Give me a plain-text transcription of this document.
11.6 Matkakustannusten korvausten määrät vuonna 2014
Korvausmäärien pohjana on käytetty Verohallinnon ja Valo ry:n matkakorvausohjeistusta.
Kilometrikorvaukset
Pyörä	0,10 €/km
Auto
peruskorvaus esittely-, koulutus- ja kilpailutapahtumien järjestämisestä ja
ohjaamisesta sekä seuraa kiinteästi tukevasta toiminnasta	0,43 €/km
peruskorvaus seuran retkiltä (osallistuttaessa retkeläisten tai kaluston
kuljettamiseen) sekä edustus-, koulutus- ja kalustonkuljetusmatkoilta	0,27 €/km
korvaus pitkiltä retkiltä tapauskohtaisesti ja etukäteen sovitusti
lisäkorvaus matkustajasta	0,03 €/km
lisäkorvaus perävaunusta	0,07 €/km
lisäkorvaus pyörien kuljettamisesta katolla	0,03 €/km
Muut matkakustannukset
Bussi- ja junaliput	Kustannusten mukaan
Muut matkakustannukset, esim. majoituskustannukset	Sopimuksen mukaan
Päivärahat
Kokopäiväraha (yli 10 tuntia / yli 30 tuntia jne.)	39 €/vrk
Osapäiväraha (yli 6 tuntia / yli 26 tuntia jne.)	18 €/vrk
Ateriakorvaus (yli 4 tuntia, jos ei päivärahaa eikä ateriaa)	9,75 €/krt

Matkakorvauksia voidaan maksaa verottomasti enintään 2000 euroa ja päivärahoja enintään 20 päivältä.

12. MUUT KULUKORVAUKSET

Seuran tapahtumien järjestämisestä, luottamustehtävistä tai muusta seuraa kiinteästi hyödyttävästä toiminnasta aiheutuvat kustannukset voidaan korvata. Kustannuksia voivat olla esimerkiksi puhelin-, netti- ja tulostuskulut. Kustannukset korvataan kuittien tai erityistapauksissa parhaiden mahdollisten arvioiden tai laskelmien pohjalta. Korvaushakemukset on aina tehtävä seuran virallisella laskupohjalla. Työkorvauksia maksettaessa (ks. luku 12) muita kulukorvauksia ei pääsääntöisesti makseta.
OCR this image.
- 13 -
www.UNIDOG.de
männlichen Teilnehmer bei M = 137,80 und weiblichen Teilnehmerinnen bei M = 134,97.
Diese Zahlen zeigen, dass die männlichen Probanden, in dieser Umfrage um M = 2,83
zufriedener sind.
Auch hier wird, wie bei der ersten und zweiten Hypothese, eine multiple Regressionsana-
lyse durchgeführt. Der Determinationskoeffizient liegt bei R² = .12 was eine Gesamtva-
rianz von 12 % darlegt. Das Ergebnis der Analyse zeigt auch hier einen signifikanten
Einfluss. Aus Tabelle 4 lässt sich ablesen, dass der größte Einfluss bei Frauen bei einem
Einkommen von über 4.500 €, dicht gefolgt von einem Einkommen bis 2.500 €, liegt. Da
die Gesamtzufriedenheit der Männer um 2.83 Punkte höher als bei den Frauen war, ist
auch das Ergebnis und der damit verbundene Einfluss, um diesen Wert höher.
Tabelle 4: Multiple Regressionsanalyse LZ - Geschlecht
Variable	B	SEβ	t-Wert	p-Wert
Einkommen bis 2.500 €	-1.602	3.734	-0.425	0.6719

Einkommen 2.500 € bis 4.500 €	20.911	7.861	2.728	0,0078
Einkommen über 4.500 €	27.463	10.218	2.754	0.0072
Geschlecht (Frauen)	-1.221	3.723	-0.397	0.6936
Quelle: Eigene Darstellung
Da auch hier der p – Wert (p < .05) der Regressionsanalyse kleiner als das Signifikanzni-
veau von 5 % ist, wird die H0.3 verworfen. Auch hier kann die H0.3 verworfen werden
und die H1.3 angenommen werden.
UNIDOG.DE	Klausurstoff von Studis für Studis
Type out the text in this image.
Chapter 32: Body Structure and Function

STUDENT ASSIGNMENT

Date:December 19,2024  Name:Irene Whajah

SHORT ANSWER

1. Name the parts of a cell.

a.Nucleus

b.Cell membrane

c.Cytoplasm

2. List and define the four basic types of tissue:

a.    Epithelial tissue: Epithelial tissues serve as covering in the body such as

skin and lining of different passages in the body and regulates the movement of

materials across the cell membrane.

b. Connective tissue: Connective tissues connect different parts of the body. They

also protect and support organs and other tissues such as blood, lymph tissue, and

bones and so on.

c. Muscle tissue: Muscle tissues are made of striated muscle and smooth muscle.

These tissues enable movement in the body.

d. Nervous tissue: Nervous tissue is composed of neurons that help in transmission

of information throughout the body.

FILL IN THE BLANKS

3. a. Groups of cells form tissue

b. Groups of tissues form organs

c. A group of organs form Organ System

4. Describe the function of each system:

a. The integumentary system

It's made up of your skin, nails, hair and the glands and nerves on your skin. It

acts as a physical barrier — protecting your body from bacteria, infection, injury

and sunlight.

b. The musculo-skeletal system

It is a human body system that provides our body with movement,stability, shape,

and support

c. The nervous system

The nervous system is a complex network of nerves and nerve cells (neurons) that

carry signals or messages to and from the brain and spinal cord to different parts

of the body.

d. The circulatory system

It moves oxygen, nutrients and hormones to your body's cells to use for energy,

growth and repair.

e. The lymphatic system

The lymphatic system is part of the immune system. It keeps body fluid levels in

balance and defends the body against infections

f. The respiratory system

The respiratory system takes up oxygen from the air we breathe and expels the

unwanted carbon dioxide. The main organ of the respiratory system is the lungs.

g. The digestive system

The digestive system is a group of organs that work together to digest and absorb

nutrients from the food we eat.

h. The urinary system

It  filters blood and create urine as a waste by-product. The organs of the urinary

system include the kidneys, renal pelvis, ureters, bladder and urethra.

━━━━━━━━━━

● **Problem to solve**
A faithful copy of all the records is required.

● **Expected answer**
Give me a plain-text transcription of this document.
11.6 Matkakustannusten korvausten määrät vuonna 2014
Korvausmäärien pohjana on käytetty Verohallinnon ja Valo ry:n matkakorvausohjeistusta.
Kilometrikorvaukset
Pyörä	0,10 €/km
Auto
peruskorvaus esittely-, koulutus- ja kilpailutapahtumien järjestämisestä ja
ohjaamisesta sekä seuraa kiinteästi tukevasta toiminnasta	0,43 €/km
peruskorvaus seuran retkiltä (osallistuttaessa retkeläisten tai kaluston
kuljettamiseen) sekä edustus-, koulutus- ja kalustonkuljetusmatkoilta	0,27 €/km
korvaus pitkiltä retkiltä tapauskohtaisesti ja etukäteen sovitusti
lisäkorvaus matkustajasta	0,03 €/km
lisäkorvaus perävaunusta	0,07 €/km
lisäkorvaus pyörien kuljettamisesta katolla	0,03 €/km
Muut matkakustannukset
Bussi- ja junaliput	Kustannusten mukaan
Muut matkakustannukset, esim. majoituskustannukset	Sopimuksen mukaan
Päivärahat
Kokopäiväraha (yli 10 tuntia / yli 30 tuntia jne.)	39 €/vrk
Osapäiväraha (yli 6 tuntia / yli 26 tuntia jne.)	18 €/vrk
Ateriakorvaus (yli 4 tuntia, jos ei päivärahaa eikä ateriaa)	9,75 €/krt

Matkakorvauksia voidaan maksaa verottomasti enintään 2000 euroa ja päivärahoja enintään 20 päivältä.

12. MUUT KULUKORVAUKSET

Seuran tapahtumien järjestämisestä, luottamustehtävistä tai muusta seuraa kiinteästi hyödyttävästä toiminnasta aiheutuvat kustannukset voidaan korvata. Kustannuksia voivat olla esimerkiksi puhelin-, netti- ja tulostuskulut. Kustannukset korvataan kuittien tai erityistapauksissa parhaiden mahdollisten arvioiden tai laskelmien pohjalta. Korvaushakemukset on aina tehtävä seuran virallisella laskupohjalla. Työkorvauksia maksettaessa (ks. luku 12) muita kulukorvauksia ei pääsääntöisesti makseta.
OCR this image.
- 13 -
www.UNIDOG.de
männlichen Teilnehmer bei M = 137,80 und weiblichen Teilnehmerinnen bei M = 134,97.
Diese Zahlen zeigen, dass die männlichen Probanden, in dieser Umfrage um M = 2,83
zufriedener sind.
Auch hier wird, wie bei der ersten und zweiten Hypothese, eine multiple Regressionsana-
lyse durchgeführt. Der Determinationskoeffizient liegt bei R² = .12 was eine Gesamtva-
rianz von 12 % darlegt. Das Ergebnis der Analyse zeigt auch hier einen signifikanten
Einfluss. Aus Tabelle 4 lässt sich ablesen, dass der größte Einfluss bei Frauen bei einem
Einkommen von über 4.500 €, dicht gefolgt von einem Einkommen bis 2.500 €, liegt. Da
die Gesamtzufriedenheit der Männer um 2.83 Punkte höher als bei den Frauen war, ist
auch das Ergebnis und der damit verbundene Einfluss, um diesen Wert höher.
Tabelle 4: Multiple Regressionsanalyse LZ - Geschlecht
Variable	B	SEβ	t-Wert	p-Wert
Einkommen bis 2.500 €	-1.602	3.734	-0.425	0.6719

Einkommen 2.500 € bis 4.500 €	20.911	7.861	2.728	0,0078
Einkommen über 4.500 €	27.463	10.218	2.754	0.0072
Geschlecht (Frauen)	-1.221	3.723	-0.397	0.6936
Quelle: Eigene Darstellung
Da auch hier der p – Wert (p < .05) der Regressionsanalyse kleiner als das Signifikanzni-
veau von 5 % ist, wird die H0.3 verworfen. Auch hier kann die H0.3 verworfen werden
und die H1.3 angenommen werden.
UNIDOG.DE	Klausurstoff von Studis für Studis
Type out the text in this image.
Chapter 32: Body Structure and Function

STUDENT ASSIGNMENT

Date:December 19,2024  Name:Irene Whajah

SHORT ANSWER

1. Name the parts of a cell.

a.Nucleus

b.Cell membrane

c.Cytoplasm

2. List and define the four basic types of tissue:

a.    Epithelial tissue: Epithelial tissues serve as covering in the body such as

skin and lining of different passages in the body and regulates the movement of

materials across the cell membrane.

b. Connective tissue: Connective tissues connect different parts of the body. They

also protect and support organs and other tissues such as blood, lymph tissue, and

bones and so on.

c. Muscle tissue: Muscle tissues are made of striated muscle and smooth muscle.

These tissues enable movement in the body.

d. Nervous tissue: Nervous tissue is composed of neurons that help in transmission

of information throughout the body.

FILL IN THE BLANKS

3. a. Groups of cells form tissue

b. Groups of tissues form organs

c. A group of organs form Organ System

4. Describe the function of each system:

a. The integumentary system

It's made up of your skin, nails, hair and the glands and nerves on your skin. It

acts as a physical barrier — protecting your body from bacteria, infection, injury

and sunlight.

b. The musculo-skeletal system

It is a human body system that provides our body with movement,stability, shape,

and support

c. The nervous system

The nervous system is a complex network of nerves and nerve cells (neurons) that

carry signals or messages to and from the brain and spinal cord to different parts

of the body.

d. The circulatory system

It moves oxygen, nutrients and hormones to your body's cells to use for energy,

growth and repair.

e. The lymphatic system

The lymphatic system is part of the immune system. It keeps body fluid levels in

balance and defends the body against infections

f. The respiratory system

The respiratory system takes up oxygen from the air we breathe and expels the

unwanted carbon dioxide. The main organ of the respiratory system is the lungs.

g. The digestive system

The digestive system is a group of organs that work together to digest and absorb

nutrients from the food we eat.

h. The urinary system

It  filters blood and create urine as a waste by-product. The organs of the urinary

system include the kidneys, renal pelvis, ureters, bladder and urethra.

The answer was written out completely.